[Provided passage]
Your daughter will feel more secure if she is close to you. If you have a buggy or pram where you can sit her facing you then use that option as you then can talk to her about where you are going and what you are seeing. If you don’t have a buggy with this option use a baby carrier or sling for your first trips out. The carriers where the baby can face forwards are the best for this age. Your daughter will be able to see what is going on but have the security of your body close to her, and the sound of your reassuring voice nearby. If you do not have a carrier or can’t borrow one you may have to start by carrying your daughter in your arms. This will not be easy if you want to do a lot of shopping so use this method just to get her used to going into shops before trying to do the shopping as well.

Many shops today are brightly lit and have loud music playing. Before attempting to take her into a big, bright noisy supermarket take her into smaller, local shops. Finding a corner store, newsagent or greengrocer will be best for these first few trips. Talk to her about where you are going and what you are going to see. Although she will not understand your words she will understand your tone of voice. If you sound apprehensive or worried she will pick up on that tension and become wary and frightened herself. Your attitude to this problem will really help her. Hold her close to you, and keep talking and smiling at her. “Look, we are going to see all the fruit and vegetables, what shall we buy today?” is the sort of chat you need to keep up.

Take a moment to pause in front of the shop window before entering. If you feel your daughter is becoming apprehensive reassure her with your voice. Show her the pile of bright oranges and lemons or array of chocolate bars; “These are bright, they look good to eat”. Keep chatting to her about all you see. Provided the shop is not too crowded you may be able to buy a newspaper or some fruit and leave. Once outside praise your daughter for managing to stay calm and thank her for letting you get your errands done.

[Direction 1]
Copy the entries word for word, starting at their first line and stopping after the line that contains "svg-text:6.5: 6.5 — [251, 203, 261, 210]".

[Layout element annotations]
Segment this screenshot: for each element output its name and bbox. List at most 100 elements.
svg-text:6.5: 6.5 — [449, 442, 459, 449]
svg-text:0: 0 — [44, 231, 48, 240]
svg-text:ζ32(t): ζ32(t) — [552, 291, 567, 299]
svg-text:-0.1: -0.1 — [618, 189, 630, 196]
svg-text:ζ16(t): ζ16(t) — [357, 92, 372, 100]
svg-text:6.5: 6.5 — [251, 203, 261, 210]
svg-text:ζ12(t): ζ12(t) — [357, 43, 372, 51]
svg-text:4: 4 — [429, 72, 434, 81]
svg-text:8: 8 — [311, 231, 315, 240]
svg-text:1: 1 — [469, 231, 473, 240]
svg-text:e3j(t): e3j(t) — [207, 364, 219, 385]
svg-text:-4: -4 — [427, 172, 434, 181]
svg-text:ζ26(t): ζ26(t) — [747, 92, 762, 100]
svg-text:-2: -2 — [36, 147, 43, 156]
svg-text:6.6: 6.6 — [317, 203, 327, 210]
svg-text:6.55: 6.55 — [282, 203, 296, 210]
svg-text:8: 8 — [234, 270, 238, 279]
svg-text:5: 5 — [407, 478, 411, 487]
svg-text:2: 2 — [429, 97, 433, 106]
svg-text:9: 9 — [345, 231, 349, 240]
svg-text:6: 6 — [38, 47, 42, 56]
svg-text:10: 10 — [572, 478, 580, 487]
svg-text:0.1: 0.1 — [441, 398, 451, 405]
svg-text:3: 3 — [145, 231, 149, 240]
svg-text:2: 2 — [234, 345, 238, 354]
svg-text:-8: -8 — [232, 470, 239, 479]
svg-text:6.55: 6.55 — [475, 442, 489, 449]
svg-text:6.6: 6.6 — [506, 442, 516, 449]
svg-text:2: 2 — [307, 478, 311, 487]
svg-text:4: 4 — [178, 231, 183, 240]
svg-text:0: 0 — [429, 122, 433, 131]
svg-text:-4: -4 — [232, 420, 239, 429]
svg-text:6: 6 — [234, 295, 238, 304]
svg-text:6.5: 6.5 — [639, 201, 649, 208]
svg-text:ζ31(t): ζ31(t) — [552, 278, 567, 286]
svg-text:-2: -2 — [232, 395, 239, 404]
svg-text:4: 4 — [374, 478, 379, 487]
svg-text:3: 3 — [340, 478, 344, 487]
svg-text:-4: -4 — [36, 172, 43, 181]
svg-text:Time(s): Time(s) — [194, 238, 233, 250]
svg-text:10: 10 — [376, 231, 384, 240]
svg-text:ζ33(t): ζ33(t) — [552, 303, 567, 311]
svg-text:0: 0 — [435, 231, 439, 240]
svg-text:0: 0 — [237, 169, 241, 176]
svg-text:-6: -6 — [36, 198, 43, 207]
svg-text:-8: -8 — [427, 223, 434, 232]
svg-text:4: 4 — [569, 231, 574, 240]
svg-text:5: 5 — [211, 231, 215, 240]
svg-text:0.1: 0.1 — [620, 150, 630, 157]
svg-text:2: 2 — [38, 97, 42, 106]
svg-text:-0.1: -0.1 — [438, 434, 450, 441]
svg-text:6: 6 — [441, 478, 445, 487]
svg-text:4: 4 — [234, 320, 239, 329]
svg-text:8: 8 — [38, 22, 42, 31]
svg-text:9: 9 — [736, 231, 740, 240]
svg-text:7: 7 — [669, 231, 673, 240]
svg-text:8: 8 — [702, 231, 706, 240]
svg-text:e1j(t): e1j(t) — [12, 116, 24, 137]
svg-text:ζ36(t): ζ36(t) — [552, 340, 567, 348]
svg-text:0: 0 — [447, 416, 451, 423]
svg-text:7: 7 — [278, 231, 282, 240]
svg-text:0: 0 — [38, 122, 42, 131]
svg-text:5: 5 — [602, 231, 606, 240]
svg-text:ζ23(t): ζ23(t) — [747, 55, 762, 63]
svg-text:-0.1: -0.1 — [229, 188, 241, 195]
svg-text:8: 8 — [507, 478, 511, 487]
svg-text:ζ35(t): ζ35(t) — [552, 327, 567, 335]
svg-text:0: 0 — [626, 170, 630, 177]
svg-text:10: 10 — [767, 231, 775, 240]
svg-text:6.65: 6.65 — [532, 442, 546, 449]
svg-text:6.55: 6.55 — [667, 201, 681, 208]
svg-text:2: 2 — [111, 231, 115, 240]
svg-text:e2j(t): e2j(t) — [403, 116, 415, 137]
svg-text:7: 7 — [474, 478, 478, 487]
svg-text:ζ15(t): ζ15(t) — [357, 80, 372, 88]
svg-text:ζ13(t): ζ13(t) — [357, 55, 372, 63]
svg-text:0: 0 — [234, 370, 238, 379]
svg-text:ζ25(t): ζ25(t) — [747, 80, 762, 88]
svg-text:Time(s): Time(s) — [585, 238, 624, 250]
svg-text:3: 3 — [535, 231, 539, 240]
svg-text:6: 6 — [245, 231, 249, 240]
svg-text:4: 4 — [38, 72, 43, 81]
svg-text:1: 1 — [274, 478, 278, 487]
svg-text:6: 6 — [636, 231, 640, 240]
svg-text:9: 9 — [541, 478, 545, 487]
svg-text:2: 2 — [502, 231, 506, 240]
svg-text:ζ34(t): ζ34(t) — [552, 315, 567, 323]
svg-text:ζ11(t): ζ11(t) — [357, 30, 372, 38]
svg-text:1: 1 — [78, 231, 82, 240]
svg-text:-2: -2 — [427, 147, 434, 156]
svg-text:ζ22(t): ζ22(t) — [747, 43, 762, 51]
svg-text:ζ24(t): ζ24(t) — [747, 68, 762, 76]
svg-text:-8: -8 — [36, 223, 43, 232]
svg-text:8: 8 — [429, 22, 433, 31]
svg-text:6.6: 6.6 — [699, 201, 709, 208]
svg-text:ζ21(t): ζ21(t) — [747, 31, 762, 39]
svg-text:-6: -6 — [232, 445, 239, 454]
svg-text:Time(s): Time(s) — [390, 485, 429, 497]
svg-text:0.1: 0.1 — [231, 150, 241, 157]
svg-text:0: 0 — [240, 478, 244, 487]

[Direction 2]
Summarize the passage on taking a baby daughter shopping in two sentences.

[Reply 1]
Segment this screenshot: for each element output its name and bbox. List at most 100 elements.
svg-text:6.5: 6.5 — [449, 442, 459, 449]
svg-text:0: 0 — [44, 231, 48, 240]
svg-text:ζ32(t): ζ32(t) — [552, 291, 567, 299]
svg-text:-0.1: -0.1 — [618, 189, 630, 196]
svg-text:ζ16(t): ζ16(t) — [357, 92, 372, 100]
svg-text:6.5: 6.5 — [251, 203, 261, 210]

[Reply 2]
Keep your daughter close, ideally facing you in a buggy or in a forward-facing carrier, and begin with small local shops before trying a big, bright, noisy supermarket. Talk and smile at her in a reassuring tone, pause at the shop window to show her what is there, and praise her once outside for staying calm.